-- Set exercise --
Could you extract every entry below and reproduce it exactly?

[Dataset records]
----------

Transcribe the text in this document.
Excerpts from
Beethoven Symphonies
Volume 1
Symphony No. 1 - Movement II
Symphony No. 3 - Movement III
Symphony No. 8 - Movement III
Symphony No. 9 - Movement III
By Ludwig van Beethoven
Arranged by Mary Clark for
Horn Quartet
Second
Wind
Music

----------

-- Output for this task --
Transcribe the text in this document.
Excerpts from
Beethoven Symphonies
Volume 1
Symphony No. 1 - Movement II
Symphony No. 3 - Movement III
Symphony No. 8 - Movement III
Symphony No. 9 - Movement III
By Ludwig van Beethoven
Arranged by Mary Clark for
Horn Quartet
Second
Wind
Music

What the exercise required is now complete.